Extracted data:
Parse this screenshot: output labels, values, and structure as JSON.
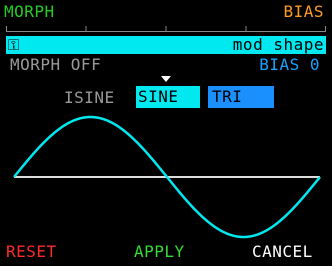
{
  "header": {
    "left_label": "MORPH",
    "right_label": "BIAS",
    "left_color": "#22cc22",
    "right_color": "#ff9a22"
  },
  "param_bar": {
    "icon": "key-icon",
    "icon_glyph": "⚿",
    "name": "mod shape",
    "color": "#00e8f0"
  },
  "values": {
    "morph": "MORPH OFF",
    "bias": "BIAS 0"
  },
  "shape_options": {
    "items": [
      {
        "label": "ISINE",
        "state": "normal"
      },
      {
        "label": "SINE",
        "state": "selected"
      },
      {
        "label": "TRI",
        "state": "highlight"
      }
    ]
  },
  "waveform": {
    "type": "sine",
    "cycles": 1,
    "color": "#00e8f0",
    "baseline_color": "#dddddd"
  },
  "footer": {
    "reset": "RESET",
    "apply": "APPLY",
    "cancel": "CANCEL",
    "reset_color": "#ff2a2a",
    "apply_color": "#33dd33",
    "cancel_color": "#ffffff"
  }
}
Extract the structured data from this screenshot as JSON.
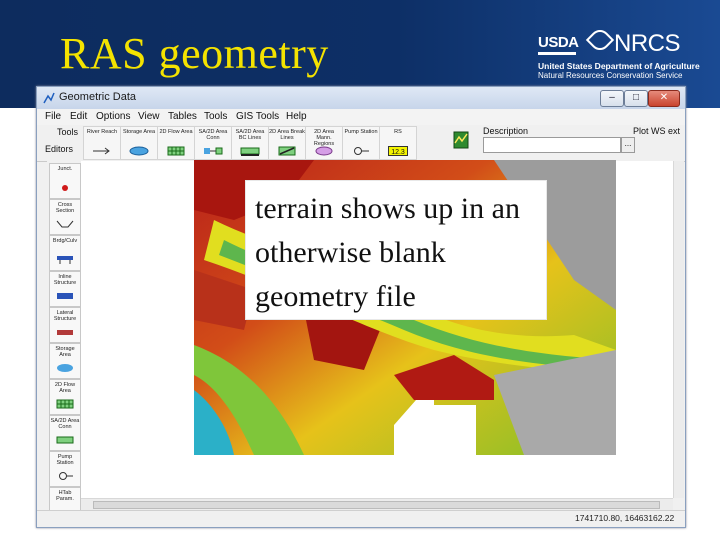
{
  "slide": {
    "title": "RAS geometry",
    "agency": {
      "usda": "USDA",
      "nrcs": "NRCS",
      "line1": "United States Department of Agriculture",
      "line2": "Natural Resources Conservation Service"
    }
  },
  "window": {
    "title": "Geometric Data",
    "controls": {
      "minimize": "–",
      "maximize": "□",
      "close": "✕"
    }
  },
  "menu": [
    "File",
    "Edit",
    "Options",
    "View",
    "Tables",
    "Tools",
    "GIS Tools",
    "Help"
  ],
  "toolbar": {
    "tools_label": "Tools",
    "editors_label": "Editors",
    "buttons": [
      "River Reach",
      "Storage Area",
      "2D Flow Area",
      "SA/2D Area Conn",
      "SA/2D Area BC Lines",
      "2D Area Break Lines",
      "2D Area Mann. Regions",
      "Pump Station",
      "RS"
    ],
    "rs_value": "12.3",
    "description_label": "Description",
    "description_value": "",
    "description_more": "...",
    "plot_label": "Plot WS ext"
  },
  "editors": [
    "Junct.",
    "Cross Section",
    "Brdg/Culv",
    "Inline Structure",
    "Lateral Structure",
    "Storage Area",
    "2D Flow Area",
    "SA/2D Area Conn",
    "Pump Station",
    "HTab Param."
  ],
  "status": {
    "coordinates": "1741710.80, 16463162.22"
  },
  "callout": {
    "text": "terrain shows up in an otherwise blank geometry file"
  },
  "colors": {
    "header_bg": "#0d2c5e",
    "title": "#f4e300",
    "terrain_low": "#2bb0c8",
    "terrain_mid": "#e6e01a",
    "terrain_high": "#c01a12"
  }
}
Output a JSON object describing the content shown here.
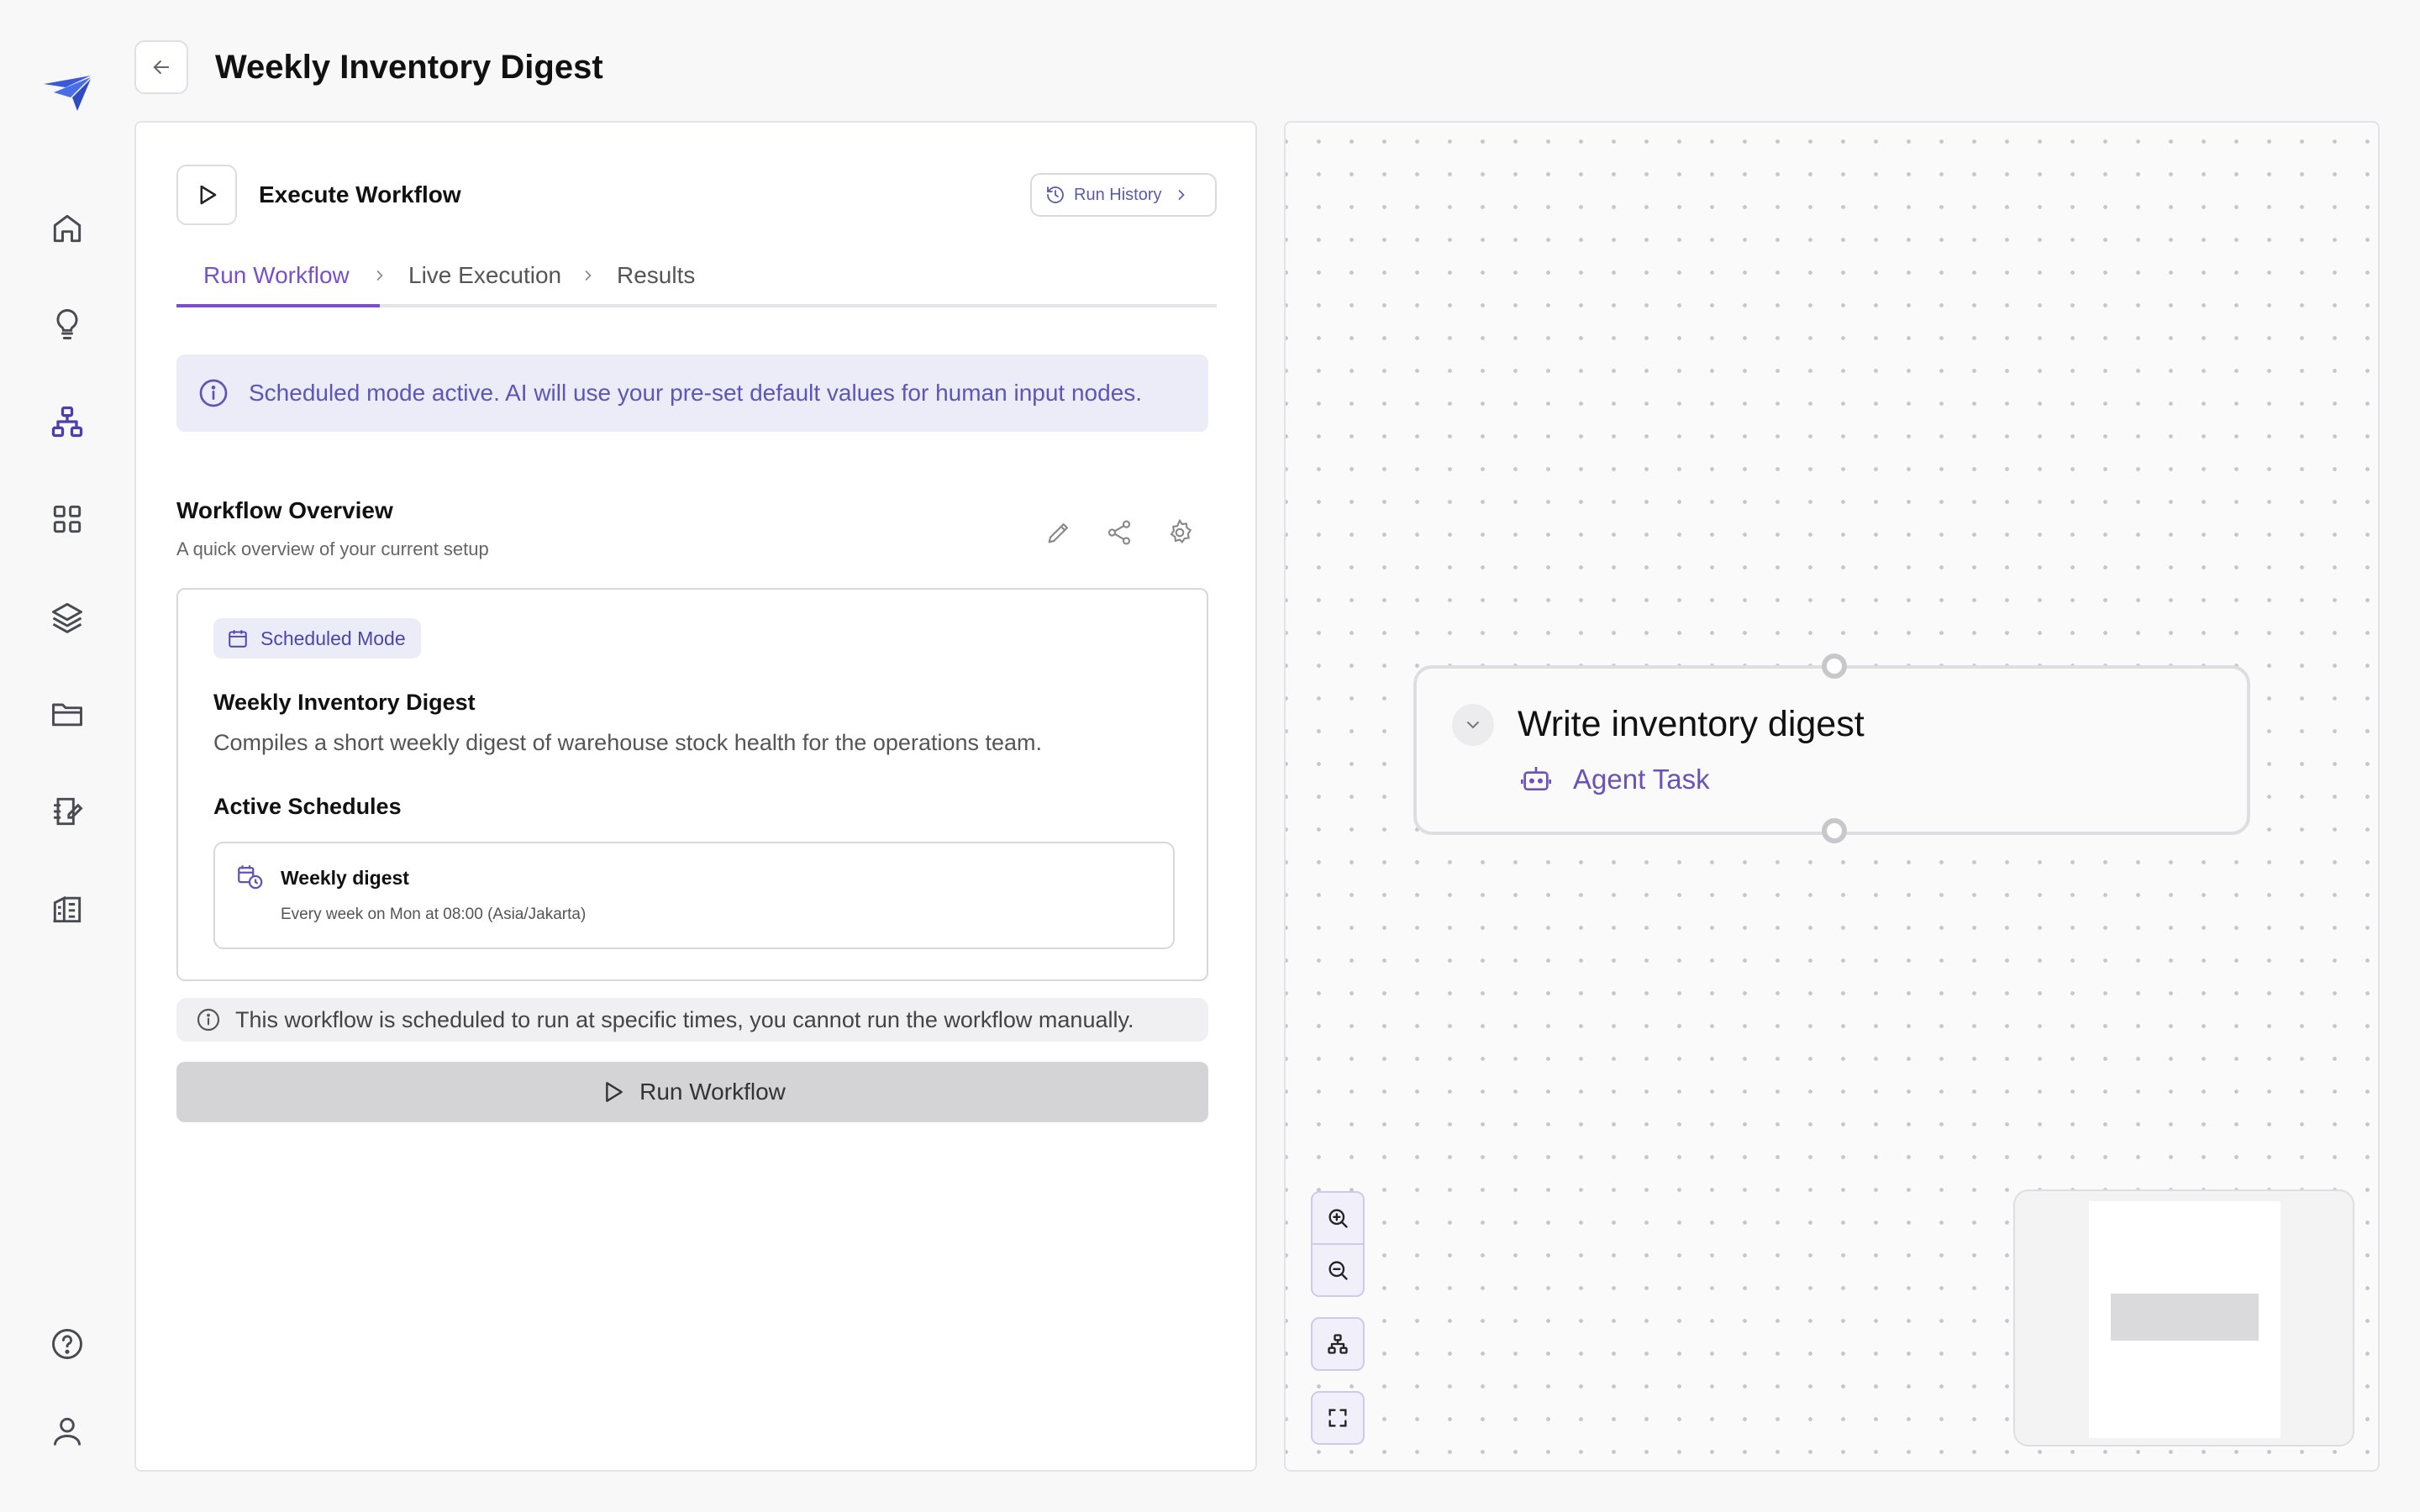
{
  "header": {
    "title": "Weekly Inventory Digest"
  },
  "sidebar": {
    "icons": [
      "logo-icon",
      "home-icon",
      "lightbulb-icon",
      "workflow-icon",
      "grid-icon",
      "layers-icon",
      "folder-icon",
      "notes-icon",
      "building-icon",
      "help-icon",
      "user-icon"
    ],
    "accent": "#3a5ad9"
  },
  "execute": {
    "title": "Execute Workflow",
    "run_history_label": "Run History"
  },
  "tabs": [
    {
      "label": "Run Workflow",
      "active": true
    },
    {
      "label": "Live Execution",
      "active": false
    },
    {
      "label": "Results",
      "active": false
    }
  ],
  "info_banner": "Scheduled mode active. AI will use your pre-set default values for human input nodes.",
  "overview": {
    "title": "Workflow Overview",
    "subtitle": "A quick overview of your current setup",
    "actions": [
      "edit-icon",
      "share-icon",
      "settings-icon"
    ],
    "mode_badge": "Scheduled Mode",
    "workflow_name": "Weekly Inventory Digest",
    "workflow_description": "Compiles a short weekly digest of warehouse stock health for the operations team.",
    "schedules_title": "Active Schedules",
    "schedules": [
      {
        "name": "Weekly digest",
        "when": "Every week on Mon at 08:00 (Asia/Jakarta)"
      }
    ]
  },
  "manual_notice": "This workflow is scheduled to run at specific times, you cannot run the workflow manually.",
  "run_button_label": "Run Workflow",
  "canvas": {
    "node": {
      "title": "Write inventory digest",
      "type_label": "Agent Task"
    },
    "controls": [
      "zoom-in-icon",
      "zoom-out-icon",
      "auto-layout-icon",
      "fit-view-icon"
    ]
  },
  "colors": {
    "accent": "#7a4fc7",
    "banner_bg": "#ecebf8",
    "banner_text": "#5e56b5",
    "disabled_button": "#d4d4d6"
  }
}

Given exercise:
Retype every record above exactly as written, but leave out the pictures.

Answer for this exercise:
Parse this screenshot: output labels, values, and structure as JSON.
{
  "header": {
    "left_label": "MORPH",
    "right_label": "BIAS",
    "left_color": "#22cc22",
    "right_color": "#ff9a22"
  },
  "param_bar": {
    "icon": "key-icon",
    "icon_glyph": "⚿",
    "name": "mod shape",
    "color": "#00e8f0"
  },
  "values": {
    "morph": "MORPH OFF",
    "bias": "BIAS 0"
  },
  "shape_options": {
    "items": [
      {
        "label": "ISINE",
        "state": "normal"
      },
      {
        "label": "SINE",
        "state": "selected"
      },
      {
        "label": "TRI",
        "state": "highlight"
      }
    ]
  },
  "waveform": {
    "type": "sine",
    "cycles": 1,
    "color": "#00e8f0",
    "baseline_color": "#dddddd"
  },
  "footer": {
    "reset": "RESET",
    "apply": "APPLY",
    "cancel": "CANCEL",
    "reset_color": "#ff2a2a",
    "apply_color": "#33dd33",
    "cancel_color": "#ffffff"
  }
}
Extract the structured data from this screenshot as JSON.
{
  "slide": {
    "title": "RAS geometry",
    "agency": {
      "usda": "USDA",
      "nrcs": "NRCS",
      "line1": "United States Department of Agriculture",
      "line2": "Natural Resources Conservation Service"
    }
  },
  "window": {
    "title": "Geometric Data",
    "controls": {
      "minimize": "–",
      "maximize": "□",
      "close": "✕"
    }
  },
  "menu": [
    "File",
    "Edit",
    "Options",
    "View",
    "Tables",
    "Tools",
    "GIS Tools",
    "Help"
  ],
  "toolbar": {
    "tools_label": "Tools",
    "editors_label": "Editors",
    "buttons": [
      "River Reach",
      "Storage Area",
      "2D Flow Area",
      "SA/2D Area Conn",
      "SA/2D Area BC Lines",
      "2D Area Break Lines",
      "2D Area Mann. Regions",
      "Pump Station",
      "RS"
    ],
    "rs_value": "12.3",
    "description_label": "Description",
    "description_value": "",
    "description_more": "...",
    "plot_label": "Plot WS ext"
  },
  "editors": [
    "Junct.",
    "Cross Section",
    "Brdg/Culv",
    "Inline Structure",
    "Lateral Structure",
    "Storage Area",
    "2D Flow Area",
    "SA/2D Area Conn",
    "Pump Station",
    "HTab Param."
  ],
  "status": {
    "coordinates": "1741710.80, 16463162.22"
  },
  "callout": {
    "text": "terrain shows up in an otherwise blank geometry file"
  },
  "colors": {
    "header_bg": "#0d2c5e",
    "title": "#f4e300",
    "terrain_low": "#2bb0c8",
    "terrain_mid": "#e6e01a",
    "terrain_high": "#c01a12"
  }
}
Output a JSON object describing the content shown here.
{
  "header": {
    "title": "Weekly Inventory Digest"
  },
  "sidebar": {
    "icons": [
      "logo-icon",
      "home-icon",
      "lightbulb-icon",
      "workflow-icon",
      "grid-icon",
      "layers-icon",
      "folder-icon",
      "notes-icon",
      "building-icon",
      "help-icon",
      "user-icon"
    ],
    "accent": "#3a5ad9"
  },
  "execute": {
    "title": "Execute Workflow",
    "run_history_label": "Run History"
  },
  "tabs": [
    {
      "label": "Run Workflow",
      "active": true
    },
    {
      "label": "Live Execution",
      "active": false
    },
    {
      "label": "Results",
      "active": false
    }
  ],
  "info_banner": "Scheduled mode active. AI will use your pre-set default values for human input nodes.",
  "overview": {
    "title": "Workflow Overview",
    "subtitle": "A quick overview of your current setup",
    "actions": [
      "edit-icon",
      "share-icon",
      "settings-icon"
    ],
    "mode_badge": "Scheduled Mode",
    "workflow_name": "Weekly Inventory Digest",
    "workflow_description": "Compiles a short weekly digest of warehouse stock health for the operations team.",
    "schedules_title": "Active Schedules",
    "schedules": [
      {
        "name": "Weekly digest",
        "when": "Every week on Mon at 08:00 (Asia/Jakarta)"
      }
    ]
  },
  "manual_notice": "This workflow is scheduled to run at specific times, you cannot run the workflow manually.",
  "run_button_label": "Run Workflow",
  "canvas": {
    "node": {
      "title": "Write inventory digest",
      "type_label": "Agent Task"
    },
    "controls": [
      "zoom-in-icon",
      "zoom-out-icon",
      "auto-layout-icon",
      "fit-view-icon"
    ]
  },
  "colors": {
    "accent": "#7a4fc7",
    "banner_bg": "#ecebf8",
    "banner_text": "#5e56b5",
    "disabled_button": "#d4d4d6"
  }
}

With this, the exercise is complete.